#### [WHAT THE TASK REQUIRES]
Write out each line that follows exactly as it stands, without the pictures.

#### [RECORDS TO USE]

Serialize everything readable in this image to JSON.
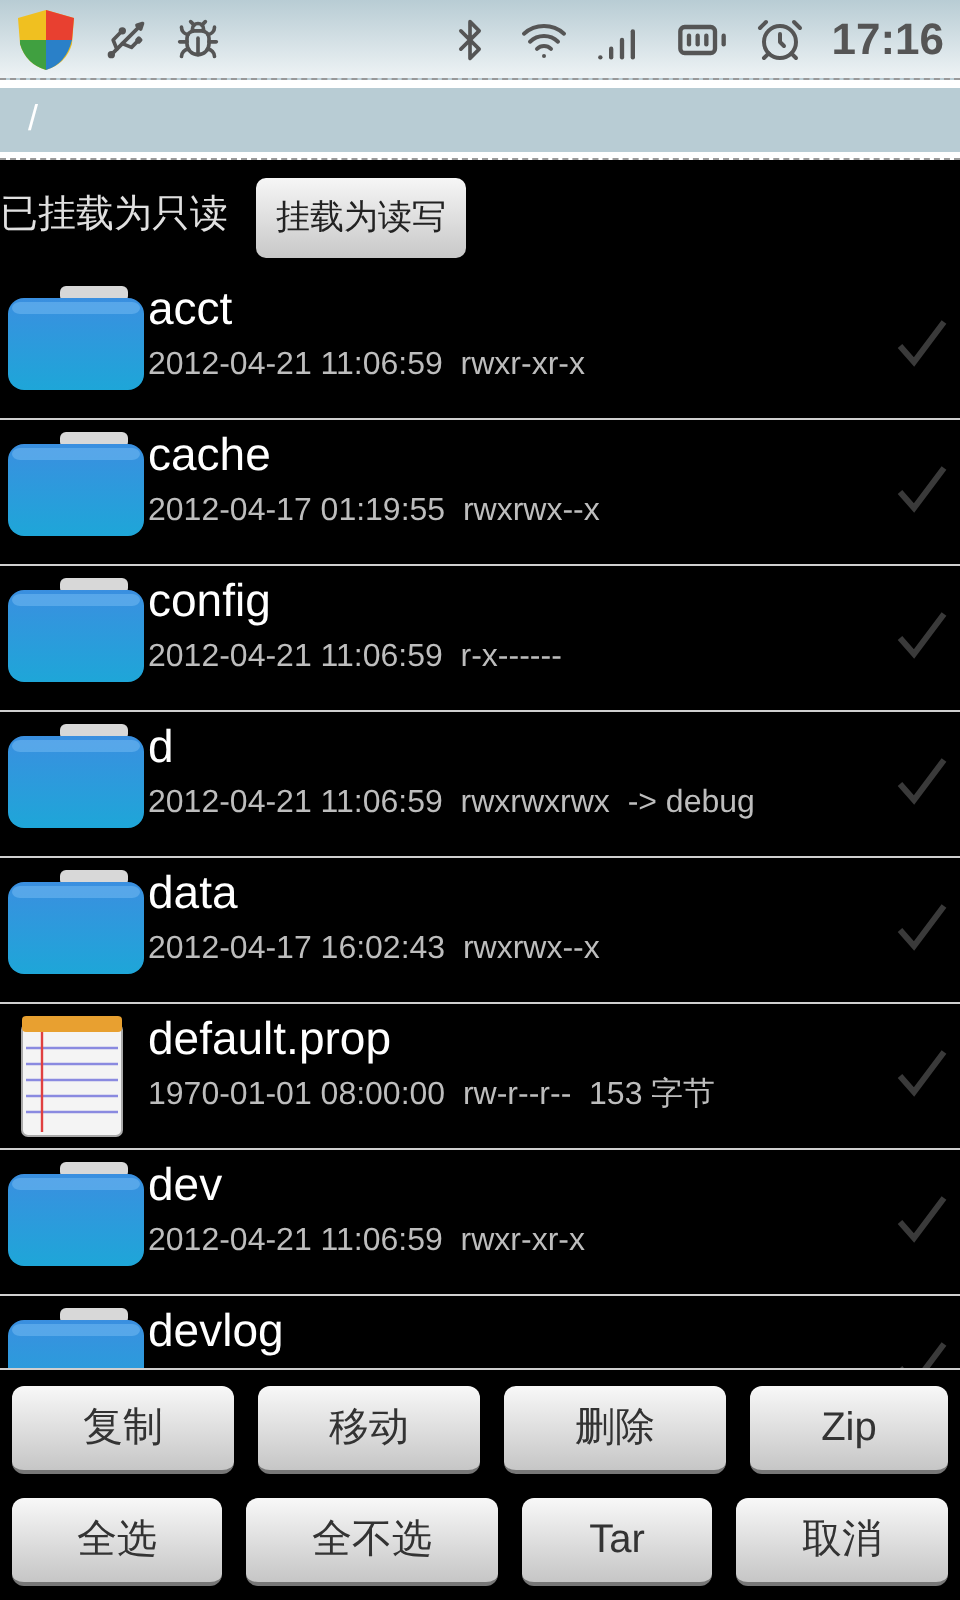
{
  "status_bar": {
    "time": "17:16"
  },
  "path": "/",
  "mount": {
    "status": "已挂载为只读",
    "button": "挂载为读写"
  },
  "files": [
    {
      "kind": "folder",
      "name": "acct",
      "meta": "2012-04-21 11:06:59  rwxr-xr-x",
      "checked": false
    },
    {
      "kind": "folder",
      "name": "cache",
      "meta": "2012-04-17 01:19:55  rwxrwx--x",
      "checked": false
    },
    {
      "kind": "folder",
      "name": "config",
      "meta": "2012-04-21 11:06:59  r-x------",
      "checked": false
    },
    {
      "kind": "folder",
      "name": "d",
      "meta": "2012-04-21 11:06:59  rwxrwxrwx  -> debug",
      "checked": false
    },
    {
      "kind": "folder",
      "name": "data",
      "meta": "2012-04-17 16:02:43  rwxrwx--x",
      "checked": false
    },
    {
      "kind": "file",
      "name": "default.prop",
      "meta": "1970-01-01 08:00:00  rw-r--r--  153 字节",
      "checked": false
    },
    {
      "kind": "folder",
      "name": "dev",
      "meta": "2012-04-21 11:06:59  rwxr-xr-x",
      "checked": false
    },
    {
      "kind": "folder",
      "name": "devlog",
      "checked": false
    }
  ],
  "actions": [
    [
      "复制",
      "移动",
      "删除",
      "Zip"
    ],
    [
      "全选",
      "全不选",
      "Tar",
      "取消"
    ]
  ]
}
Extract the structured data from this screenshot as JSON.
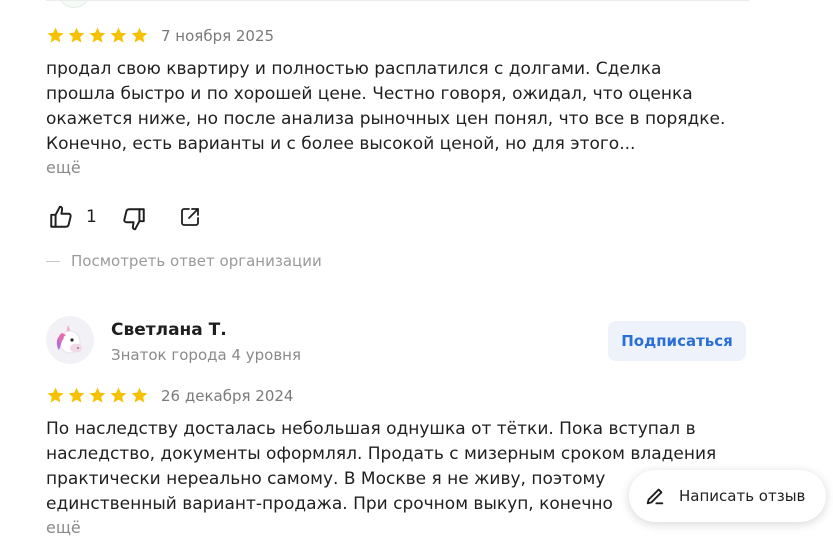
{
  "colors": {
    "star": "#f6c100",
    "accent": "#2a6fd6",
    "muted": "#8a8a8a"
  },
  "reviews": [
    {
      "rating": 5,
      "date": "7 ноября 2025",
      "text": [
        "продал свою квартиру и полностью расплатился с долгами. Сделка",
        "прошла быстро и по хорошей цене. Честно говоря, ожидал, что оценка",
        "окажется ниже, но после анализа рыночных цен понял, что все в порядке.",
        "Конечно, есть варианты и с более высокой ценой, но для этого..."
      ],
      "more_label": "ещё",
      "likes": "1",
      "icons": [
        "thumbs-up-icon",
        "thumbs-down-icon",
        "share-icon"
      ],
      "org_reply_label": "Посмотреть ответ организации"
    },
    {
      "author": "Светлана Т.",
      "level": "Знаток города 4 уровня",
      "avatar_icon": "unicorn-icon",
      "subscribe_label": "Подписаться",
      "rating": 5,
      "date": "26 декабря 2024",
      "text": [
        "По наследству досталась небольшая однушка от тётки. Пока вступал в",
        "наследство, документы оформлял. Продать с мизерным сроком владения",
        "практически нереально самому. В Москве я не живу, поэтому",
        "единственный вариант-продажа. При срочном выкуп, конечно"
      ],
      "more_label": "ещё"
    }
  ],
  "write_review": {
    "label": "Написать отзыв",
    "icon": "pencil-icon"
  }
}
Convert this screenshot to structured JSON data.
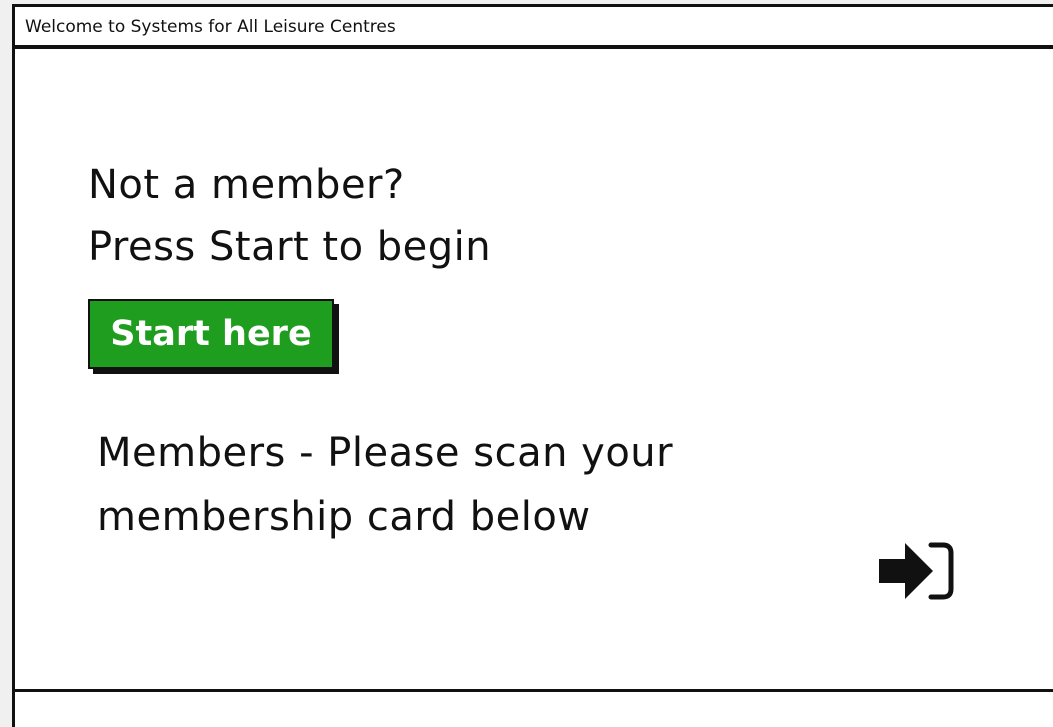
{
  "window": {
    "title": "Welcome to Systems for All Leisure Centres"
  },
  "main": {
    "prompt_line1": "Not a member?",
    "prompt_line2": "Press Start to begin",
    "start_button_label": "Start here",
    "members_line1": "Members - Please scan your",
    "members_line2": "membership card below",
    "scan_icon": "sign-in-icon"
  },
  "colors": {
    "start_button_bg": "#1e9d1e",
    "start_button_text": "#ffffff",
    "border": "#111111"
  }
}
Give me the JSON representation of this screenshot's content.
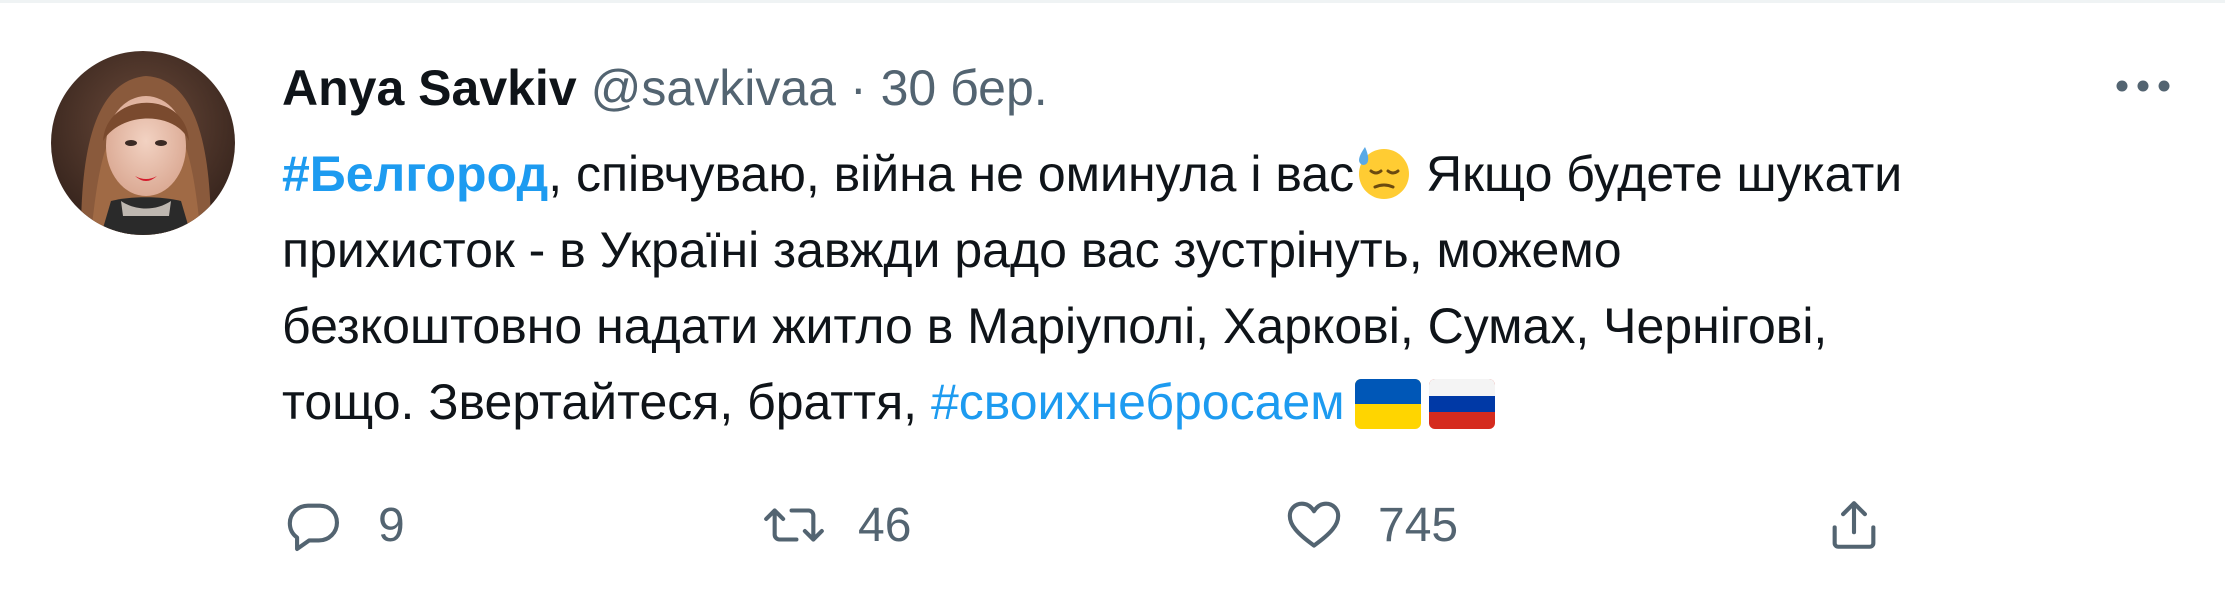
{
  "tweet": {
    "author": {
      "display_name": "Anya Savkiv",
      "handle": "@savkivaa"
    },
    "separator": "·",
    "date": "30 бер.",
    "text": {
      "line1_hashtag": "#Белгород",
      "line1_text": ", співчуваю, війна не оминула і вас",
      "line1_emoji": "downcast-face-with-sweat-emoji",
      "line1_text_after": " Якщо будете шукати",
      "line2": "прихисток - в Україні завжди радо вас зустрінуть, можемо",
      "line3": "безкоштовно надати житло в Маріуполі, Харкові, Сумах, Чернігові,",
      "line4_text": "тощо. Звертайтеся, браття, ",
      "line4_hashtag": "#своихнебросаем",
      "flags": [
        "ukraine-flag",
        "russia-flag"
      ]
    },
    "actions": {
      "reply_count": "9",
      "retweet_count": "46",
      "like_count": "745"
    },
    "icons": {
      "more": "more-icon",
      "reply": "reply-icon",
      "retweet": "retweet-icon",
      "like": "heart-icon",
      "share": "share-icon"
    },
    "colors": {
      "link": "#1d9bf0",
      "text": "#0f1419",
      "secondary": "#536471"
    }
  }
}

#### [RESULT FOR THIS EXERCISE]
Serialize everything readable in this image to JSON.
{
  "status_bar": {
    "time": "17:16"
  },
  "path": "/",
  "mount": {
    "status": "已挂载为只读",
    "button": "挂载为读写"
  },
  "files": [
    {
      "kind": "folder",
      "name": "acct",
      "meta": "2012-04-21 11:06:59  rwxr-xr-x",
      "checked": false
    },
    {
      "kind": "folder",
      "name": "cache",
      "meta": "2012-04-17 01:19:55  rwxrwx--x",
      "checked": false
    },
    {
      "kind": "folder",
      "name": "config",
      "meta": "2012-04-21 11:06:59  r-x------",
      "checked": false
    },
    {
      "kind": "folder",
      "name": "d",
      "meta": "2012-04-21 11:06:59  rwxrwxrwx  -> debug",
      "checked": false
    },
    {
      "kind": "folder",
      "name": "data",
      "meta": "2012-04-17 16:02:43  rwxrwx--x",
      "checked": false
    },
    {
      "kind": "file",
      "name": "default.prop",
      "meta": "1970-01-01 08:00:00  rw-r--r--  153 字节",
      "checked": false
    },
    {
      "kind": "folder",
      "name": "dev",
      "meta": "2012-04-21 11:06:59  rwxr-xr-x",
      "checked": false
    },
    {
      "kind": "folder",
      "name": "devlog",
      "checked": false
    }
  ],
  "actions": [
    [
      "复制",
      "移动",
      "删除",
      "Zip"
    ],
    [
      "全选",
      "全不选",
      "Tar",
      "取消"
    ]
  ]
}
Extract the structured data from this screenshot as JSON.
{
  "colors": {
    "star": "#f6c100",
    "accent": "#2a6fd6",
    "muted": "#8a8a8a"
  },
  "reviews": [
    {
      "rating": 5,
      "date": "7 ноября 2025",
      "text": [
        "продал свою квартиру и полностью расплатился с долгами. Сделка",
        "прошла быстро и по хорошей цене. Честно говоря, ожидал, что оценка",
        "окажется ниже, но после анализа рыночных цен понял, что все в порядке.",
        "Конечно, есть варианты и с более высокой ценой, но для этого..."
      ],
      "more_label": "ещё",
      "likes": "1",
      "icons": [
        "thumbs-up-icon",
        "thumbs-down-icon",
        "share-icon"
      ],
      "org_reply_label": "Посмотреть ответ организации"
    },
    {
      "author": "Светлана Т.",
      "level": "Знаток города 4 уровня",
      "avatar_icon": "unicorn-icon",
      "subscribe_label": "Подписаться",
      "rating": 5,
      "date": "26 декабря 2024",
      "text": [
        "По наследству досталась небольшая однушка от тётки. Пока вступал в",
        "наследство, документы оформлял. Продать с мизерным сроком владения",
        "практически нереально самому. В Москве я не живу, поэтому",
        "единственный вариант-продажа. При срочном выкуп, конечно"
      ],
      "more_label": "ещё"
    }
  ],
  "write_review": {
    "label": "Написать отзыв",
    "icon": "pencil-icon"
  }
}
Convert this screenshot to structured JSON data.
{
  "window": {
    "title": "Welcome to Systems for All Leisure Centres"
  },
  "main": {
    "prompt_line1": "Not a member?",
    "prompt_line2": "Press Start to begin",
    "start_button_label": "Start here",
    "members_line1": "Members - Please scan your",
    "members_line2": "membership card below",
    "scan_icon": "sign-in-icon"
  },
  "colors": {
    "start_button_bg": "#1e9d1e",
    "start_button_text": "#ffffff",
    "border": "#111111"
  }
}
Give me the JSON representation of this screenshot's content.
{
  "tweet": {
    "author": {
      "display_name": "Anya Savkiv",
      "handle": "@savkivaa"
    },
    "separator": "·",
    "date": "30 бер.",
    "text": {
      "line1_hashtag": "#Белгород",
      "line1_text": ", співчуваю, війна не оминула і вас",
      "line1_emoji": "downcast-face-with-sweat-emoji",
      "line1_text_after": " Якщо будете шукати",
      "line2": "прихисток - в Україні завжди радо вас зустрінуть, можемо",
      "line3": "безкоштовно надати житло в Маріуполі, Харкові, Сумах, Чернігові,",
      "line4_text": "тощо. Звертайтеся, браття, ",
      "line4_hashtag": "#своихнебросаем",
      "flags": [
        "ukraine-flag",
        "russia-flag"
      ]
    },
    "actions": {
      "reply_count": "9",
      "retweet_count": "46",
      "like_count": "745"
    },
    "icons": {
      "more": "more-icon",
      "reply": "reply-icon",
      "retweet": "retweet-icon",
      "like": "heart-icon",
      "share": "share-icon"
    },
    "colors": {
      "link": "#1d9bf0",
      "text": "#0f1419",
      "secondary": "#536471"
    }
  }
}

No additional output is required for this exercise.